Collected data entries:
________________________

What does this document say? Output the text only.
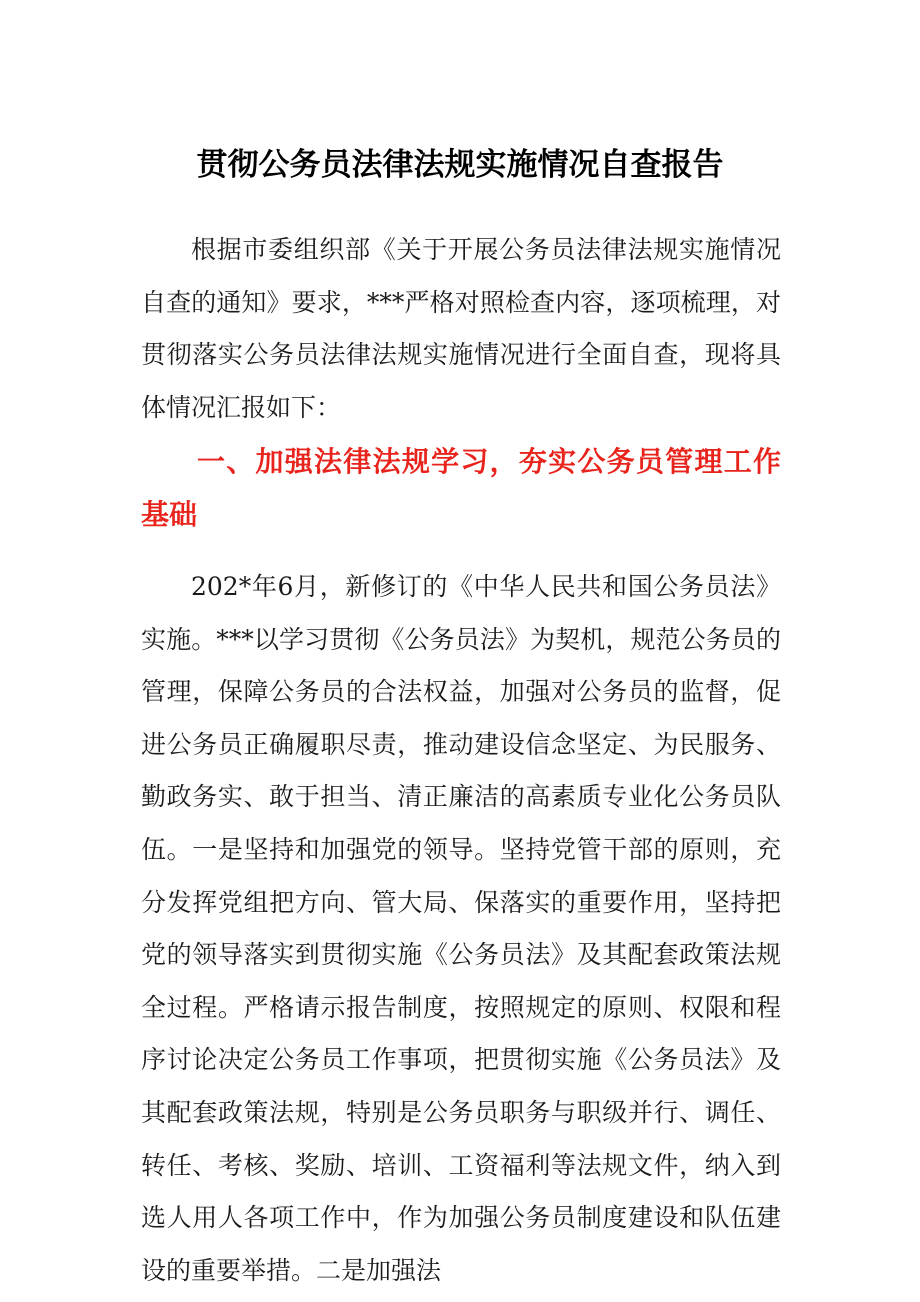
贯彻公务员法律法规实施情况自查报告

根据市委组织部《关于开展公务员法律法规实施情况自查的通知》要求，***严格对照检查内容，逐项梳理，对贯彻落实公务员法律法规实施情况进行全面自查，现将具体情况汇报如下：

一、加强法律法规学习，夯实公务员管理工作基础

202*年6月，新修订的《中华人民共和国公务员法》实施。***以学习贯彻《公务员法》为契机，规范公务员的管理，保障公务员的合法权益，加强对公务员的监督，促进公务员正确履职尽责，推动建设信念坚定、为民服务、勤政务实、敢于担当、清正廉洁的高素质专业化公务员队伍。一是坚持和加强党的领导。坚持党管干部的原则，充分发挥党组把方向、管大局、保落实的重要作用，坚持把党的领导落实到贯彻实施《公务员法》及其配套政策法规全过程。严格请示报告制度，按照规定的原则、权限和程序讨论决定公务员工作事项，把贯彻实施《公务员法》及其配套政策法规，特别是公务员职务与职级并行、调任、转任、考核、奖励、培训、工资福利等法规文件，纳入到选人用人各项工作中，作为加强公务员制度建设和队伍建设的重要举措。二是加强法
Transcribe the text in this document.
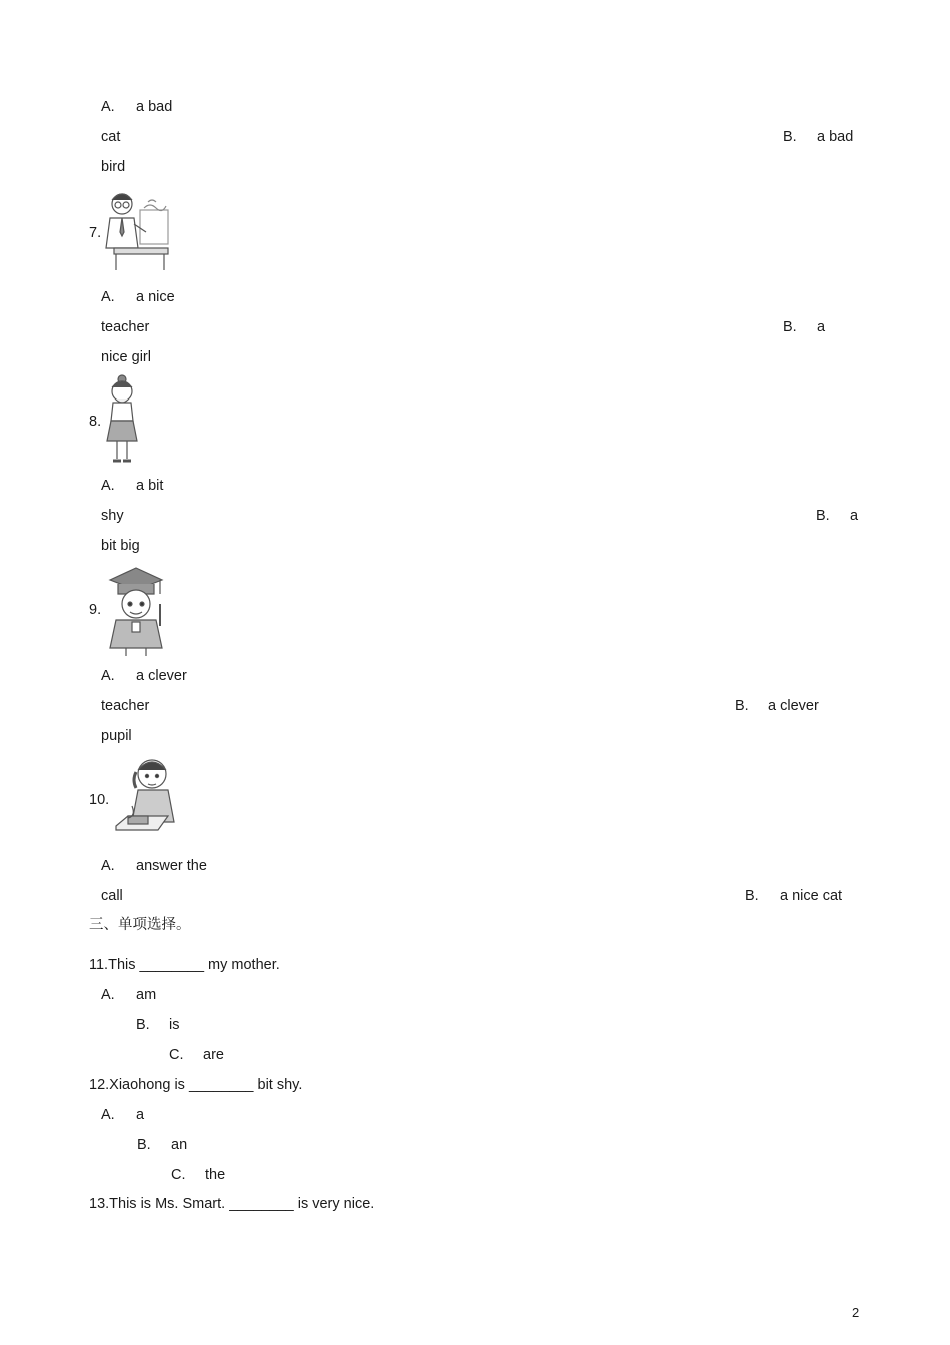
A. a bad
cat	B. a bad
bird
7.
A. a nice
teacher	B. a
nice girl
8.
A. a bit
shy	B. a
bit big
9.
A. a clever
teacher	B. a clever
pupil
10.
A. answer the
call	B. a nice cat
三、单项选择。
11.This ________ my mother.
A. am
B. is
C. are
12.Xiaohong is ________ bit shy.
A. a
B. an
C. the
13.This is Ms. Smart. ________ is very nice.
2
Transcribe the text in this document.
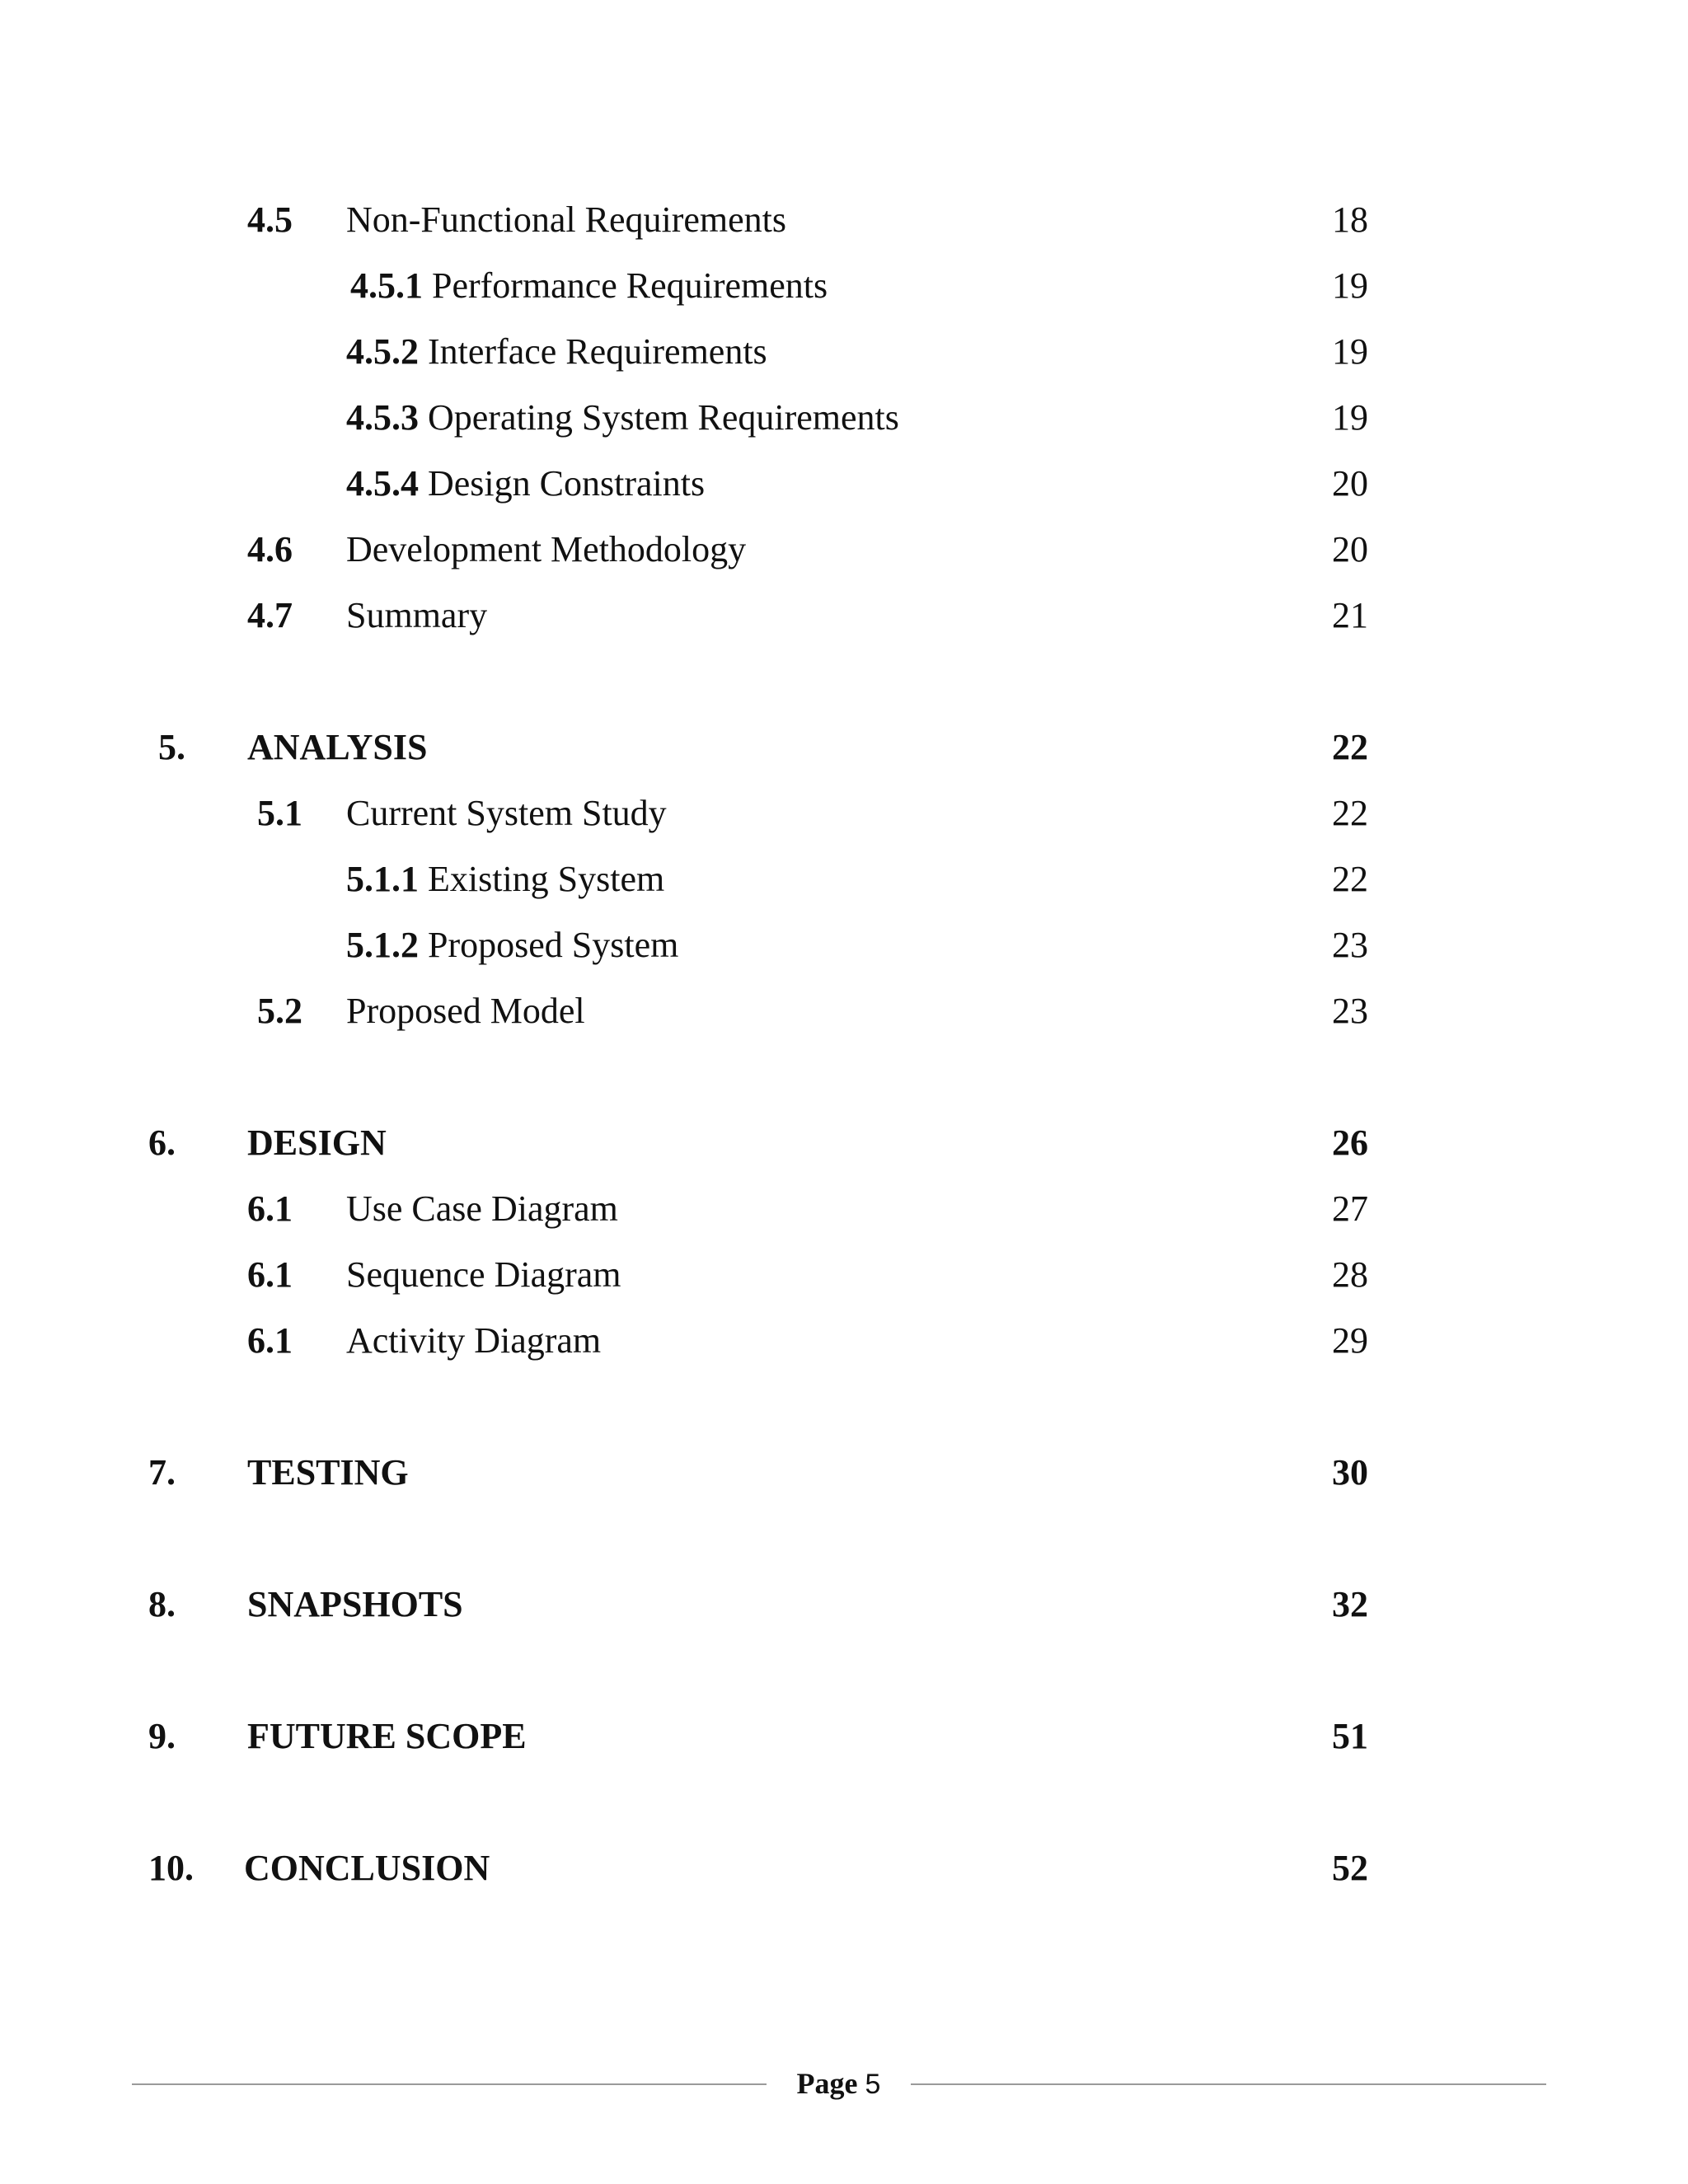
4.5 Non-Functional Requirements	18
4.5.1 Performance Requirements	19
4.5.2 Interface Requirements	19
4.5.3 Operating System Requirements	19
4.5.4 Design Constraints	20
4.6 Development Methodology	20
4.7 Summary	21
5. ANALYSIS	22
5.1 Current System Study	22
5.1.1 Existing System	22
5.1.2 Proposed System	23
5.2 Proposed Model	23
6. DESIGN	26
6.1 Use Case Diagram	27
6.1 Sequence Diagram	28
6.1 Activity Diagram	29
7. TESTING	30
8. SNAPSHOTS	32
9. FUTURE SCOPE	51
10. CONCLUSION	52
Page 5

________________________

SET EXERCISE
Copy out all lines where the word "Requirements" appears.

RESULT OF THE EXERCISE
4.5 Non-Functional Requirements	18
4.5.1 Performance Requirements	19
4.5.2 Interface Requirements	19
4.5.3 Operating System Requirements	19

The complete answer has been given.